Page text entries
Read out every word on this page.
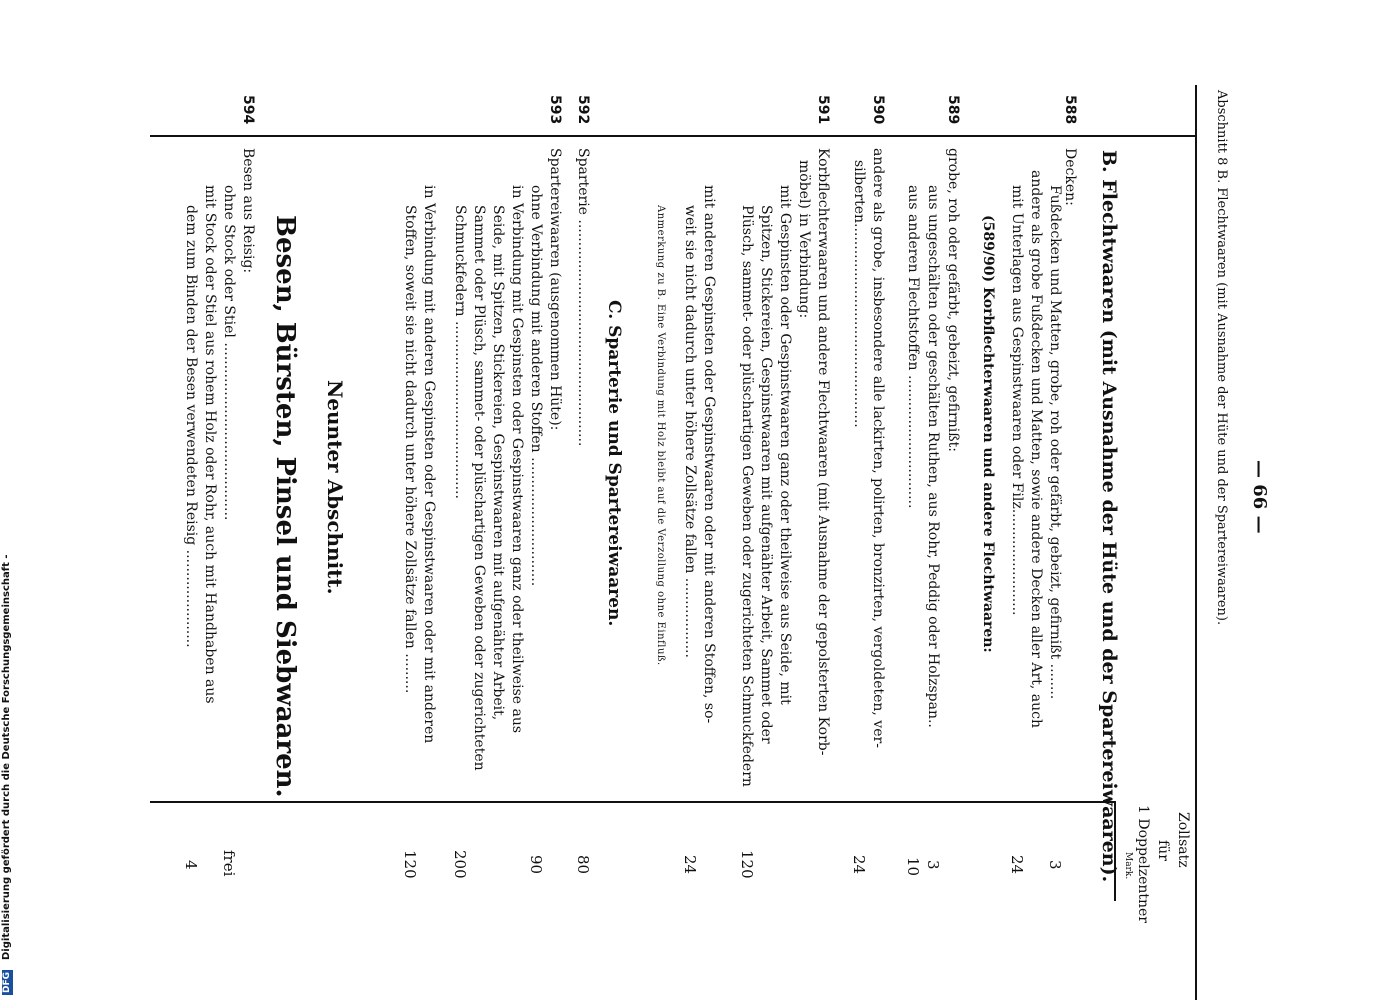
Abschnitt 8 B. Flechtwaaren (mit Ausnahme der Hüte und der Spartereiwaaren). — 66 —
Zollsatz
für
1 Doppelzentner
Mark.
B. Flechtwaaren (mit Ausnahme der Hüte und der Spartereiwaaren).
588
Decken:
Fußdecken und Matten, grobe, roh oder gefärbt, gebeizt, gefirnißt ........
andere als grobe Fußdecken und Matten, sowie andere Decken aller Art, auch
mit Unterlagen aus Gespinstwaaren oder Filz........................
3
24
(589/90) Korbflechterwaaren und andere Flechtwaaren:
589
grobe, roh oder gefärbt, gebeizt, gefirnißt:
aus ungeschälten oder geschälten Ruthen, aus Rohr, Peddig oder Holzspan..
aus anderen Flechtstoffen ..............................
3
10
590
andere als grobe, insbesondere alle lackirten, polirten, bronzirten, vergoldeten, ver-
silberten..............................................
24
591
Korbflechterwaaren und andere Flechtwaaren (mit Ausnahme der gepolsterten Korb-
möbel) in Verbindung:
mit Gespinsten oder Gespinstwaaren ganz oder theilweise aus Seide, mit
Spitzen, Stickereien, Gespinstwaaren mit aufgenähter Arbeit, Sammet oder
Plüsch, sammet- oder plüschartigen Geweben oder zugerichteten Schmuckfedern
mit anderen Gespinsten oder Gespinstwaaren oder mit anderen Stoffen, so-
weit sie nicht dadurch unter höhere Zollsätze fallen ..................
120
24
Anmerkung zu B. Eine Verbindung mit Holz bleibt auf die Verzollung ohne Einfluß.
C. Sparterie und Spartereiwaaren.
592
Sparterie ...................................................
80
593
Spartereiwaaren (ausgenommen Hüte):
ohne Verbindung mit anderen Stoffen .............................
in Verbindung mit Gespinsten oder Gespinstwaaren ganz oder theilweise aus
Seide, mit Spitzen, Stickereien, Gespinstwaaren mit aufgenähter Arbeit,
Sammet oder Plüsch, sammet- oder plüschartigen Geweben oder zugerichteten
Schmuckfedern ........................................
in Verbindung mit anderen Gespinsten oder Gespinstwaaren oder mit anderen
Stoffen, soweit sie nicht dadurch unter höhere Zollsätze fallen .........
90
200
120
Neunter Abschnitt.
Besen, Bürsten, Pinsel und Siebwaaren.
594
Besen aus Reisig:
ohne Stock oder Stiel ........................................
mit Stock oder Stiel aus rohem Holz oder Rohr, auch mit Handhaben aus
dem zum Binden der Besen verwendeten Reisig ......................
frei
4
Digitalisierung gefördert durch die Deutsche Forschungsgemeinschaft -
DFG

Assignment: Only lines of the data holding the word "Gespinsten" go in the answer. Please copy each of them.

Solution to the exercise:
mit Gespinsten oder Gespinstwaaren ganz oder theilweise aus Seide, mit
mit anderen Gespinsten oder Gespinstwaaren oder mit anderen Stoffen, so-
in Verbindung mit Gespinsten oder Gespinstwaaren ganz oder theilweise aus
in Verbindung mit anderen Gespinsten oder Gespinstwaaren oder mit anderen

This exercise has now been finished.